- [What the task asks]
Return every record below exactly as written, but leave out the pictures.

===

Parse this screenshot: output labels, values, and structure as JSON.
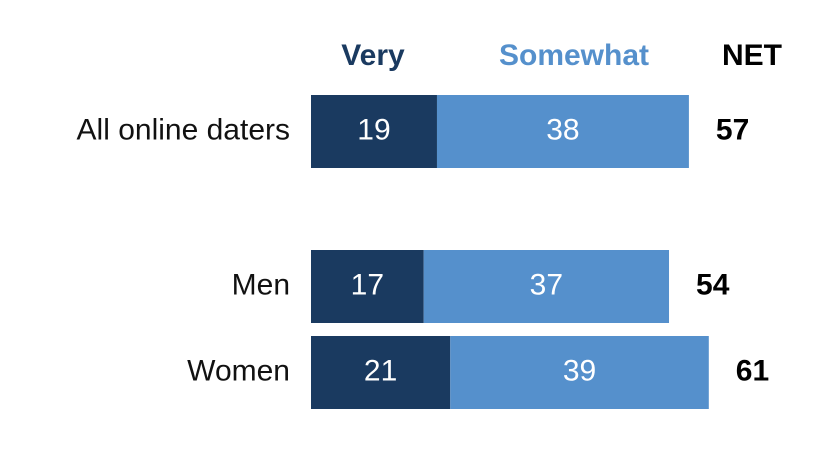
{
  "chart_data": {
    "type": "stacked_bar_horizontal",
    "categories": [
      "All online daters",
      "Men",
      "Women"
    ],
    "series": [
      {
        "name": "Very",
        "color": "#1a3a60",
        "values": [
          19,
          17,
          21
        ]
      },
      {
        "name": "Somewhat",
        "color": "#5590cc",
        "values": [
          38,
          37,
          39
        ]
      }
    ],
    "net": {
      "name": "NET",
      "values": [
        57,
        54,
        61
      ]
    }
  }
}
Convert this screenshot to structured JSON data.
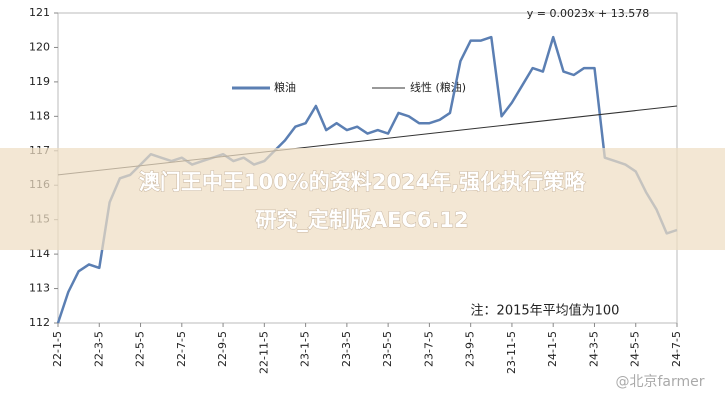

===

- [Written reply]
Parse this screenshot: output labels, values, and structure as JSON.
{
  "chart_data": {
    "type": "stacked_bar_horizontal",
    "categories": [
      "All online daters",
      "Men",
      "Women"
    ],
    "series": [
      {
        "name": "Very",
        "color": "#1a3a60",
        "values": [
          19,
          17,
          21
        ]
      },
      {
        "name": "Somewhat",
        "color": "#5590cc",
        "values": [
          38,
          37,
          39
        ]
      }
    ],
    "net": {
      "name": "NET",
      "values": [
        57,
        54,
        61
      ]
    }
  }
}
Convert this screenshot to structured JSON data.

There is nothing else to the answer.